begin

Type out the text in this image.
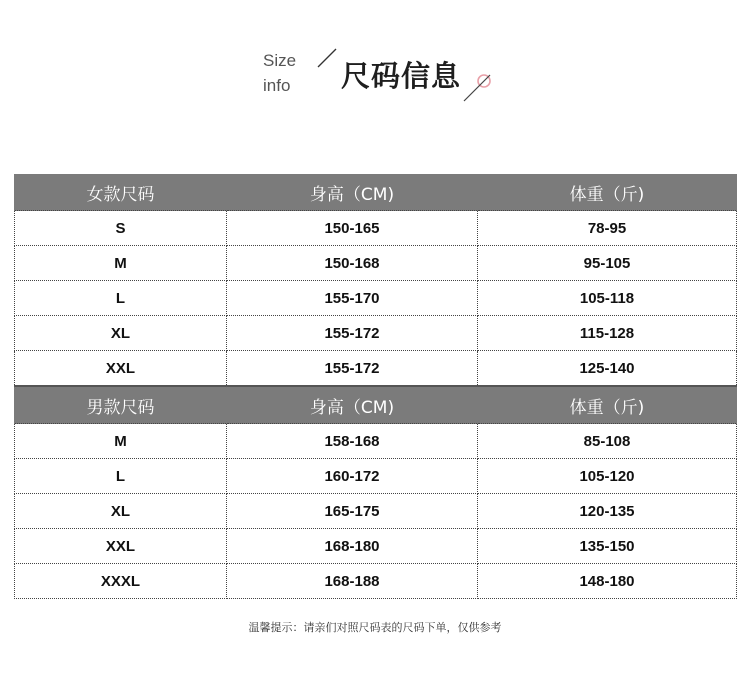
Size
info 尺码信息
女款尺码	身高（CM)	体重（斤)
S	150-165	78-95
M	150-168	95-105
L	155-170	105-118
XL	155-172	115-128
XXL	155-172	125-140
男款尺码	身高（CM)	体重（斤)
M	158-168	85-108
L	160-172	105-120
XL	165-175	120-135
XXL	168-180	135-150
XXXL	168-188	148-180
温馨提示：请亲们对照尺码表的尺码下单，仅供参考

end

• Exercise brief: All the lines above are to be given again exactly as they read, with the pictures removed.

• Output of the exercise:
Type out the text in this image.
Size
info 尺码信息
女款尺码	身高（CM)	体重（斤)
S	150-165	78-95
M	150-168	95-105
L	155-170	105-118
XL	155-172	115-128
XXL	155-172	125-140
男款尺码	身高（CM)	体重（斤)
M	158-168	85-108
L	160-172	105-120
XL	165-175	120-135
XXL	168-180	135-150
XXXL	168-188	148-180
温馨提示：请亲们对照尺码表的尺码下单，仅供参考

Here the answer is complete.